Exercise brief:
Your task is to copy every line of the records below that contains "name".

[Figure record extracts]
═══

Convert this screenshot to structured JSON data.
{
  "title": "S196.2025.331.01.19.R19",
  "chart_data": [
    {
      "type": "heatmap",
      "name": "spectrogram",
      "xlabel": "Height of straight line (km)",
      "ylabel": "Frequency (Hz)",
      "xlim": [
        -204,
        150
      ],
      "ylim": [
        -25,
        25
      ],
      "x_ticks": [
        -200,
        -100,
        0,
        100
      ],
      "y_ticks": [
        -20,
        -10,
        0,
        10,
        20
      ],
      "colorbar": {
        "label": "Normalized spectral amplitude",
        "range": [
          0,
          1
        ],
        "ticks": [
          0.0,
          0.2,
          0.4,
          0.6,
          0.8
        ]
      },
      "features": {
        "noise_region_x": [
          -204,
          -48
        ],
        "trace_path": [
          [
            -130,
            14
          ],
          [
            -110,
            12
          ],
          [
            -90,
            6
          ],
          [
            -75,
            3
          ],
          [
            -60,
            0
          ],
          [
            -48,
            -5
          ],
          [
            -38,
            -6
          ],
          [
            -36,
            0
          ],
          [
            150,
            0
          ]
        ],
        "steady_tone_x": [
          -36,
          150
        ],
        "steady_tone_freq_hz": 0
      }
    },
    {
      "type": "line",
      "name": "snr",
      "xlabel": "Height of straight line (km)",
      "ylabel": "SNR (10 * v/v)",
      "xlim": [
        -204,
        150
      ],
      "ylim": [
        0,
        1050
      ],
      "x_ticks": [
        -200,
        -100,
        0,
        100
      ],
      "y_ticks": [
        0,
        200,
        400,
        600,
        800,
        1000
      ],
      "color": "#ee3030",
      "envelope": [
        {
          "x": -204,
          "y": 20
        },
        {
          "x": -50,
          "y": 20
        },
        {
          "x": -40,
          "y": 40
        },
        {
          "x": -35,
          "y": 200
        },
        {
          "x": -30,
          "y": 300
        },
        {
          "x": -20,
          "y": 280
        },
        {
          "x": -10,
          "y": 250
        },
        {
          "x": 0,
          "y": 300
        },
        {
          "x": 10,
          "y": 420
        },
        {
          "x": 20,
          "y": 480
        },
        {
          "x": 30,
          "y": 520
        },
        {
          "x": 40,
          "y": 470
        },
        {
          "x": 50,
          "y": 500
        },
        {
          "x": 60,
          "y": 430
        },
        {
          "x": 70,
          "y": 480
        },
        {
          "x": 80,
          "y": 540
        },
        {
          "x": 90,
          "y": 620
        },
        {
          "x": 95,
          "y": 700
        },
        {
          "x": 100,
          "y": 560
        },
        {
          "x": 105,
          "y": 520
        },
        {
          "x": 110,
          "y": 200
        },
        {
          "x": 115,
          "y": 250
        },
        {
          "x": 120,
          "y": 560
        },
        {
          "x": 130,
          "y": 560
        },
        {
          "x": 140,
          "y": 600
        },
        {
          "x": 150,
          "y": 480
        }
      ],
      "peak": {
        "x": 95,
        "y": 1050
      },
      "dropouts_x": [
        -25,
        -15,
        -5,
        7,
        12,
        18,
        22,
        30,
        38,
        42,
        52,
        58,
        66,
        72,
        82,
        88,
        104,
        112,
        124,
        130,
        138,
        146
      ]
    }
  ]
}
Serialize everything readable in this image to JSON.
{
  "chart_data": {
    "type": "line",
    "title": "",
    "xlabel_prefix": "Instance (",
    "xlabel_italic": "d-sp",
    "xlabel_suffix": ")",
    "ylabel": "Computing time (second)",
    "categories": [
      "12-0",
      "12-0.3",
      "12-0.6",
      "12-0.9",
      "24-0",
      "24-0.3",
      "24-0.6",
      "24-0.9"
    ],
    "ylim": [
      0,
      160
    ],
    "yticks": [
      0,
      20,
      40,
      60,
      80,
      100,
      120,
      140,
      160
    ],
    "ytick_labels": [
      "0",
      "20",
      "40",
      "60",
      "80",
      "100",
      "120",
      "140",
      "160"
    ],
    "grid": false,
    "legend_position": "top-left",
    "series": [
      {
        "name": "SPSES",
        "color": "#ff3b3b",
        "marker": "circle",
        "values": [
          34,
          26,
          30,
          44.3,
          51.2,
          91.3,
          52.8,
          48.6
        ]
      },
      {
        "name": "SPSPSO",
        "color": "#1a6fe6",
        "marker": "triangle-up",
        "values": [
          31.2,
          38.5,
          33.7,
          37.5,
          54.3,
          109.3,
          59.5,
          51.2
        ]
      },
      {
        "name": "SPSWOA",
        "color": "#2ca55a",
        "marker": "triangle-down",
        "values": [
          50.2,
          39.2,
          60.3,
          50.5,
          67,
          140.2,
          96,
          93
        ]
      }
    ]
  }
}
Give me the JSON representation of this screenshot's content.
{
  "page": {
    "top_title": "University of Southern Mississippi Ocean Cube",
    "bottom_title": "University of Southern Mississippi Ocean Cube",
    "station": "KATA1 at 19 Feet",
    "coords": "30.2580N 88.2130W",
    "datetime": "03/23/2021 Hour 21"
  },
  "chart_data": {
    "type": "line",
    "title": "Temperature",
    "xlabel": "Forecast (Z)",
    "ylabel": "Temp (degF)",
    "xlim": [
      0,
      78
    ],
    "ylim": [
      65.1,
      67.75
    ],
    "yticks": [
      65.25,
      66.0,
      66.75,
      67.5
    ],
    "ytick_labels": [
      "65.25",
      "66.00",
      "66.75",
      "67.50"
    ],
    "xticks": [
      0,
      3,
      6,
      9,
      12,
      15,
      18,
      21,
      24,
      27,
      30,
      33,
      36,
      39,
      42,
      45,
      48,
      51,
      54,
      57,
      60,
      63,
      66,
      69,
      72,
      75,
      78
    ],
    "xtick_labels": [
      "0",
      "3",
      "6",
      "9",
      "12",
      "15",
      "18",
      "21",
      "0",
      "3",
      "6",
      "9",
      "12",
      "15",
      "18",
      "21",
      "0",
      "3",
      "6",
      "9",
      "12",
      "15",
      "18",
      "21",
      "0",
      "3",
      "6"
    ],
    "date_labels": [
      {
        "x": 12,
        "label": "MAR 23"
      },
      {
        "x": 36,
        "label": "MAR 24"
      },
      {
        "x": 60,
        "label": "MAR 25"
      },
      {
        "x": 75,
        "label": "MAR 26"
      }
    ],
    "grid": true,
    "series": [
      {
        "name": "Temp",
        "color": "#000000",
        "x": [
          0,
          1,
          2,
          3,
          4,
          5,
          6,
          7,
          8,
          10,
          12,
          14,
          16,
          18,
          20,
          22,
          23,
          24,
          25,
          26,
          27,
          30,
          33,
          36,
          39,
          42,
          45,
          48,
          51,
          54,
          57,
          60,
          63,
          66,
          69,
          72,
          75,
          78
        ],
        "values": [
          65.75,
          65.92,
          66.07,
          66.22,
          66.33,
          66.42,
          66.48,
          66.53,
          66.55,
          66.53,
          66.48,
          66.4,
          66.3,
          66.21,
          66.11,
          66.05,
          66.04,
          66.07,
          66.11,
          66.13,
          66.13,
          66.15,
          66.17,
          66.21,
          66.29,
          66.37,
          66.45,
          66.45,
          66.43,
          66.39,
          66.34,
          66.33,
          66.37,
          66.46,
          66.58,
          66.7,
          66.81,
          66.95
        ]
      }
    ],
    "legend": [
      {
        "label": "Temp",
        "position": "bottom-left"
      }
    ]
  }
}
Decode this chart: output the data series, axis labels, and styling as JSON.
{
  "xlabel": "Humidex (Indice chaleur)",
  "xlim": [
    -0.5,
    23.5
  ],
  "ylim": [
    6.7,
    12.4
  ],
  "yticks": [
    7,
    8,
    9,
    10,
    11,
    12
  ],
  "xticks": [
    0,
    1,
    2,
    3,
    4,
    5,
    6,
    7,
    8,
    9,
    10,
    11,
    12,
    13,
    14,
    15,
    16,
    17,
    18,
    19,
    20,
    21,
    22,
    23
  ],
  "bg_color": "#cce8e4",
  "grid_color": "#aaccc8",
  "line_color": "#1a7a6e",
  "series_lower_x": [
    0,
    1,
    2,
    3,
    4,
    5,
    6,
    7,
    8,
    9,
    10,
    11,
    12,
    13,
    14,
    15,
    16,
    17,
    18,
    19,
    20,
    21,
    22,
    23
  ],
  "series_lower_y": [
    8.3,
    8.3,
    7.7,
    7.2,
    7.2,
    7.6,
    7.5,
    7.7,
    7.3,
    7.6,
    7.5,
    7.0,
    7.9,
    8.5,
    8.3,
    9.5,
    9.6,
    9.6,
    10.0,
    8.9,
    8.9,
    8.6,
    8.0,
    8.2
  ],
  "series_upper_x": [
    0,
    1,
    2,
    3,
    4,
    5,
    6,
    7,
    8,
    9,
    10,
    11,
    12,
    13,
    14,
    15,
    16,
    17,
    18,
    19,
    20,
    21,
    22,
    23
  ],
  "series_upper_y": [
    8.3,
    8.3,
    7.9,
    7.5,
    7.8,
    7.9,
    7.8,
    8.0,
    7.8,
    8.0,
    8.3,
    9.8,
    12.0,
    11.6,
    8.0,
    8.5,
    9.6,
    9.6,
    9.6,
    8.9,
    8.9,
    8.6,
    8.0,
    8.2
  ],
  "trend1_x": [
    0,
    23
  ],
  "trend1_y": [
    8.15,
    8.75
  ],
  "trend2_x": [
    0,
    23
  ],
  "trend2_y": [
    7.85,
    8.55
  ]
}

═══

Full answer:
      "name": "spectrogram",
      "name": "snr",
        "name": "SPSES",
        "name": "SPSPSO",
        "name": "SPSWOA",
        "name": "Temp",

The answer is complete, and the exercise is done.